**Text provided:**
========================

There are a lot of ways to judge the usefulness of a paper. For me, I always start with the research design and methodology section when I read an empirical paper (including as an editor and reviewer). I start here because this is how I make an initial assessment of how much confidence to place in a set of model results. But it also gives me a sense of the usefulness of the paper’s conclusions. I judge usefulness based on the likelihood that another researcher (maybe me) could use the paper’s findings to inform a future study. That casts a wide net, but it also means that the findings have to be meaningful.

Admittedly, it’s hard to define what it is to be meaningful. Size doesn’t matter here—assuming a high quality design with reliable measures an effect size of zero, small, medium, or large can all be meaningful. But I do think it’s easy to define results that are trivial, and unfortunately, we see a lot of these papers in strategy and entrepreneurship.

**Directional Hypotheses**

I’ve written a lot of these (though I don’t any more), they are by far the most common way to specify an hypothesis in management, and they go something like this:

\(x\) positively relates to \(y\).

========================

**Supplied material:**
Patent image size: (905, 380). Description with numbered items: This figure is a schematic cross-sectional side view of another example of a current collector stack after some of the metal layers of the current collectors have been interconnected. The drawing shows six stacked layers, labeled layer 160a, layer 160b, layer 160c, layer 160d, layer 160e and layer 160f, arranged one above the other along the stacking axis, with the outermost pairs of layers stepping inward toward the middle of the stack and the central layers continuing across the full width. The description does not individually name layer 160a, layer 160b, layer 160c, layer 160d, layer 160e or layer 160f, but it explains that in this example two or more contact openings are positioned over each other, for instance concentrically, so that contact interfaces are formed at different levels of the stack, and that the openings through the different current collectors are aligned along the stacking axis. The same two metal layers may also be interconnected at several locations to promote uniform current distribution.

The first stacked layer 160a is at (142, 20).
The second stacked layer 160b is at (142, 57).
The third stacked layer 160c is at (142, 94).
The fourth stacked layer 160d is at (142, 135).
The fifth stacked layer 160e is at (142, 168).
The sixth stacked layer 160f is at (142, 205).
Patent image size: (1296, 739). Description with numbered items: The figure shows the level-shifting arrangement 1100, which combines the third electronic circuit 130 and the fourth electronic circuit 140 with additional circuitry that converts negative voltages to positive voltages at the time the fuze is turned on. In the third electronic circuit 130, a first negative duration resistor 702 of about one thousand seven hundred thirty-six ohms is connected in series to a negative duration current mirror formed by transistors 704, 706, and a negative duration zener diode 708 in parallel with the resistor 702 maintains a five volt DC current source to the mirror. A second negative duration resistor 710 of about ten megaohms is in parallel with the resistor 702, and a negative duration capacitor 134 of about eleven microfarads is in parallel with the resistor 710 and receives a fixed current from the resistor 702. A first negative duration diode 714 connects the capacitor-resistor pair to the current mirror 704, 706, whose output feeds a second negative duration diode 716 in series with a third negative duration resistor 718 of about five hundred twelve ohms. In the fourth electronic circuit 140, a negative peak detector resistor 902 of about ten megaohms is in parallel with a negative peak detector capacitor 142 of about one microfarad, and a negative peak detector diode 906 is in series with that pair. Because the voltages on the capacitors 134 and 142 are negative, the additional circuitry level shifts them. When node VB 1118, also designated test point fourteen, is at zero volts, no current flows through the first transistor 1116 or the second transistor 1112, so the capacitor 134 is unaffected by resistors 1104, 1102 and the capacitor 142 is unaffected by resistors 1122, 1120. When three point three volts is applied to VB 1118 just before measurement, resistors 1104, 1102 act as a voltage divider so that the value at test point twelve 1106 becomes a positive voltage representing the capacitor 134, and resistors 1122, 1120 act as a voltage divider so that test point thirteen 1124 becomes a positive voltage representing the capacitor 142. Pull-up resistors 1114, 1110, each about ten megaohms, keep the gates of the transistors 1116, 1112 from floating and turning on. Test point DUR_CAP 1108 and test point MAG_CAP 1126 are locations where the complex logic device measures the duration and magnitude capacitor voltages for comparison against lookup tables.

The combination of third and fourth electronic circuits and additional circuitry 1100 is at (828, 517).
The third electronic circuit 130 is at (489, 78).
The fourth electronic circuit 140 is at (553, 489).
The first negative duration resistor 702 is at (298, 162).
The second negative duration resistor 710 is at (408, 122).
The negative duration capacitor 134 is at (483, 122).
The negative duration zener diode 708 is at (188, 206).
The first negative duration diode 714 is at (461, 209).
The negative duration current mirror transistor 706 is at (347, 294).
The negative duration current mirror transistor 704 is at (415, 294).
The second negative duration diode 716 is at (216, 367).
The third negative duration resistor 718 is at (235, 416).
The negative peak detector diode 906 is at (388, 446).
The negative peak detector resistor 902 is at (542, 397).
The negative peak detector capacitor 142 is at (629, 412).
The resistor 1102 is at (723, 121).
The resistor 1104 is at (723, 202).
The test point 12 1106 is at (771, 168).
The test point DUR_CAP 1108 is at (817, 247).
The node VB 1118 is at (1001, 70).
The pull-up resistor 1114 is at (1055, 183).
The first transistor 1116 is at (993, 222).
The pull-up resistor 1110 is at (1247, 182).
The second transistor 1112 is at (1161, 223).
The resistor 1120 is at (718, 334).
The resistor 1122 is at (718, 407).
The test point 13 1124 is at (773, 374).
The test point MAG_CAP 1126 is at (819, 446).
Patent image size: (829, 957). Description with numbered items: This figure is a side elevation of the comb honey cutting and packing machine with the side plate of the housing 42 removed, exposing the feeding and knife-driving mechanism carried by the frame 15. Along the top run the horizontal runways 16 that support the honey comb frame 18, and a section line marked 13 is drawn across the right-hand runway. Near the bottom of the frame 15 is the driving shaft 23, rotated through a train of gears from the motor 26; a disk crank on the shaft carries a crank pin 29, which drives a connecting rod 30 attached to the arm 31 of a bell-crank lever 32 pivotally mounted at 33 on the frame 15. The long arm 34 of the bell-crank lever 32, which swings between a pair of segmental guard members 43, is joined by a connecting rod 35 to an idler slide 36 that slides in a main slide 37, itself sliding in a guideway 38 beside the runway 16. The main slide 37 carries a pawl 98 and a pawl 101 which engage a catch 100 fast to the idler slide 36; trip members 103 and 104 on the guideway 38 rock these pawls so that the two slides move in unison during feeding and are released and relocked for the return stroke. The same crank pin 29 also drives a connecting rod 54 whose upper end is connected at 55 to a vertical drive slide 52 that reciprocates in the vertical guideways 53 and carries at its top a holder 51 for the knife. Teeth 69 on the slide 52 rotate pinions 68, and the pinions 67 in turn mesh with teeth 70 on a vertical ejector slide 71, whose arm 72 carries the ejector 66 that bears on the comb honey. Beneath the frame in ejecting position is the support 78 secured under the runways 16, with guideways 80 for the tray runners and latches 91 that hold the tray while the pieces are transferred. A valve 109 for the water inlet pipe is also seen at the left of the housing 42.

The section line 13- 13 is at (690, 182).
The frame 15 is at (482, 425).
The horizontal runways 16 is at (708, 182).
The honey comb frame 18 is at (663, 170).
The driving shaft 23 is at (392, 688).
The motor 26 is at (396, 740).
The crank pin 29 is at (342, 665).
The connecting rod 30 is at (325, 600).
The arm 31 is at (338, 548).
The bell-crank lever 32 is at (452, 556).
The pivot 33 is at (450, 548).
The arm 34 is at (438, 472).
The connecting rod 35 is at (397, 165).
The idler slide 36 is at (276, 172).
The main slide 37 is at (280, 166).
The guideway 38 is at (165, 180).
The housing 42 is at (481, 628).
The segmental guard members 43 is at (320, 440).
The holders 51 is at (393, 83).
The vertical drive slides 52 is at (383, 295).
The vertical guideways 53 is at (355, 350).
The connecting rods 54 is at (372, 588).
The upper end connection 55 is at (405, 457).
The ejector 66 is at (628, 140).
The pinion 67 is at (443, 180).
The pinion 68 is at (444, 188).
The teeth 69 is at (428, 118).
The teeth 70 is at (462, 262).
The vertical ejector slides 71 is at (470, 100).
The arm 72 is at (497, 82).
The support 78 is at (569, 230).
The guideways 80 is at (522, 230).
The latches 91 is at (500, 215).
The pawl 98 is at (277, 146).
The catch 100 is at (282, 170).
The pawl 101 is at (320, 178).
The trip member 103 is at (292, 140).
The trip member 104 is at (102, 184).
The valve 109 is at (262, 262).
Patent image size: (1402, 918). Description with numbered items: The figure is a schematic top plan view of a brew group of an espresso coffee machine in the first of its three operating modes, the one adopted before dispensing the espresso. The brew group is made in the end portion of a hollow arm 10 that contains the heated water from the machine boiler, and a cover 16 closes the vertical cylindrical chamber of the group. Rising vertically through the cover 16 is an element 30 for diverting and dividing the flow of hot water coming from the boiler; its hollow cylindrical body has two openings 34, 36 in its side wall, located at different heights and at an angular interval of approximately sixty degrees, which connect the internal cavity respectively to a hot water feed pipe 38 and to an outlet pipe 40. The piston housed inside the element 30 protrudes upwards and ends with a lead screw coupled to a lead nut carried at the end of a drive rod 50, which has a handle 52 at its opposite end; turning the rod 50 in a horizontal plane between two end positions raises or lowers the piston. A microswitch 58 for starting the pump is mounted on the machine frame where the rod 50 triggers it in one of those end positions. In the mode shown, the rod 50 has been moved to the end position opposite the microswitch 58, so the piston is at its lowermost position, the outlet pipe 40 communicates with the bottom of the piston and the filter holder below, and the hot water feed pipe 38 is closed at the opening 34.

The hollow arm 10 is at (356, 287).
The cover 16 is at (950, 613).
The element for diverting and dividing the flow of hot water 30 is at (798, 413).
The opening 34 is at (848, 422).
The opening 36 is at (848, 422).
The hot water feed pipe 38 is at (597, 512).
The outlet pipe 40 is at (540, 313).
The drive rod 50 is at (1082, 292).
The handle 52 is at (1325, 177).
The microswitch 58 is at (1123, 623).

========================

**Tasks to complete:**
1 - Using the passage on judging research papers, decide whether each statement agrees with it: (a) The writer starts with the research design and methodology section when reading an empirical paper. (b) The writer holds that only large effect sizes can be meaningful. (c) The writer still writes directional hypotheses. Answer yes or no for each and quote the words that decide it.
2 - Proceed with the passage on judging research papers, picking up after its final line.
The material has nothing to do with the passage on judging research papers.

**Per-task outputs:**
1 -
(a) Yes: "I always start with the research design and methodology section when I read an empirical paper"
(b) No: "an effect size of zero, small, medium, or large can all be meaningful"
(c) No: "though I don’t any more"

2 -
This is really an alternate hypothesis. We are making a statement of how we expect \(x\) to relate to \(y\). Ironically, null hypothesis significance testing does not actually evalaute this hypothesis, despite being the most common aproach in our literature.^{1} Implied in the statement is the notion of statistical significance, where we are looking for evidence that the effect of \(x\) on \(y\) is statistically different from zero. But that’s not what we actually said. All we said was that \(x\) positively relates to \(y\). This is a really, really, really low bar to meat.

Taking a step back, an effect size (\(\beta\)) of .001, .01., .1, .5, or any positive non-zero value all support the hypothesis. If the best theoretical prediction we can make is that \(x\) relates positively to \(y\), then the theory itself is not all that useful. A more useful theory gives us insight into the magnitude of the expected effect. For example, we might say that experiencing a recession will increase a person’s interest in being an entrepreneur, but because there are other, more important factors impacting interest (capital availability, opportunity recognition, and so forth), the effect of the recession itself small; perhaps on the order of 1/10th of a standard deviation change in intentions.

The key point though is that directional hypotheses lower the bar to find evidential support, and the lower the bar, the less useful the study results from the outset.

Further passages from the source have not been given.